#### DO THIS:
Your task is to filter the data below down to the lines holding "MINT".

Extracts from a graphics dataset:

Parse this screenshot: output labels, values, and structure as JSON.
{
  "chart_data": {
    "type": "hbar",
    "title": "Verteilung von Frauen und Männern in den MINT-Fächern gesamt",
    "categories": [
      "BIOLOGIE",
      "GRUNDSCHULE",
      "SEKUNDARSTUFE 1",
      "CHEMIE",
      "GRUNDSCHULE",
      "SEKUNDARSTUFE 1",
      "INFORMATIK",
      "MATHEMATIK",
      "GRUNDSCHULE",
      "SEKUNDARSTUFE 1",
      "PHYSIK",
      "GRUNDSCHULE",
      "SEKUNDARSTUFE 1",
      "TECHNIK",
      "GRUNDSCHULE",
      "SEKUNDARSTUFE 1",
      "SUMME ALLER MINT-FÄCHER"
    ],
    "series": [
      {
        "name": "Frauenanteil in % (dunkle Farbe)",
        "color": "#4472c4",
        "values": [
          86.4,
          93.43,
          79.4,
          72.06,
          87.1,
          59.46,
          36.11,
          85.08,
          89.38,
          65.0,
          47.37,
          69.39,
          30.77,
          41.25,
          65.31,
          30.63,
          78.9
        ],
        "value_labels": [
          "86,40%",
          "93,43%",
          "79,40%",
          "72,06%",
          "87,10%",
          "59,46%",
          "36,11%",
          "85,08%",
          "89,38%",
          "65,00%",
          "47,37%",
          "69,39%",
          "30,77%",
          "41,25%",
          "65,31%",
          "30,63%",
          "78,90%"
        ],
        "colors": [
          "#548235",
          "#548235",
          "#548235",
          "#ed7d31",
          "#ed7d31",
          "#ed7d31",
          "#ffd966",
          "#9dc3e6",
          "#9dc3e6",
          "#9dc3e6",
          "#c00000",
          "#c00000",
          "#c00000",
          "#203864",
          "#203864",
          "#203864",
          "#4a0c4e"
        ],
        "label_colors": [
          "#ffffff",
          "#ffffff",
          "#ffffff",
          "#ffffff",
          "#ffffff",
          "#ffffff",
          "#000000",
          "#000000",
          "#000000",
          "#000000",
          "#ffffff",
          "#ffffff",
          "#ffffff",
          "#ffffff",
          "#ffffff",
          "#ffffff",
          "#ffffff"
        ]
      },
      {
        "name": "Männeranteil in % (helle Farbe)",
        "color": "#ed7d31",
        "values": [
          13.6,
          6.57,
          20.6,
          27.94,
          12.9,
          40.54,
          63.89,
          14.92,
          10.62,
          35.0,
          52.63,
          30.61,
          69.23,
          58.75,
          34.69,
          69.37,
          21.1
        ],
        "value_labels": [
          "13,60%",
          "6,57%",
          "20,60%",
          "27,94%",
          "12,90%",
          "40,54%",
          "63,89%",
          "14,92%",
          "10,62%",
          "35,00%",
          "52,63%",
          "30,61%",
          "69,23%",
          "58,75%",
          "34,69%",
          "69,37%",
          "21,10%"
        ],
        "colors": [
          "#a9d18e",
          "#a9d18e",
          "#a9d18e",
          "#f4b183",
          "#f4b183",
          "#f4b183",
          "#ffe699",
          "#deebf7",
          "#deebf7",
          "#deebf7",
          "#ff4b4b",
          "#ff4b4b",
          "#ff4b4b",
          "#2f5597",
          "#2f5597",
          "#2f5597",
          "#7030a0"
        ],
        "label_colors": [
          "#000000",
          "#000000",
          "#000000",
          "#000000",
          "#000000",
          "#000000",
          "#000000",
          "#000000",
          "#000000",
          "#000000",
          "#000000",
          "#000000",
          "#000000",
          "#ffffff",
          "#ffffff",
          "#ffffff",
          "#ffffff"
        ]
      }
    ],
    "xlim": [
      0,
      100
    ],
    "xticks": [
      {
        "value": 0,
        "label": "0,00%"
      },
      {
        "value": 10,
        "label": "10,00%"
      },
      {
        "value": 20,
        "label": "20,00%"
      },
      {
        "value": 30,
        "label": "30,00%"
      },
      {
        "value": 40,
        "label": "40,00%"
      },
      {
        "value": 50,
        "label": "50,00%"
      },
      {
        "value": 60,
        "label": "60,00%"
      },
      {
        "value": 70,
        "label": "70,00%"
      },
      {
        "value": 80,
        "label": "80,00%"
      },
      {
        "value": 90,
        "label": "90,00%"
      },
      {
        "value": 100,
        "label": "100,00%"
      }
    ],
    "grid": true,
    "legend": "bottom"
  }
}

#### SOLUTION TO THIS TASK:
    "title": "Verteilung von Frauen und Männern in den MINT-Fächern gesamt",
      "SUMME ALLER MINT-FÄCHER"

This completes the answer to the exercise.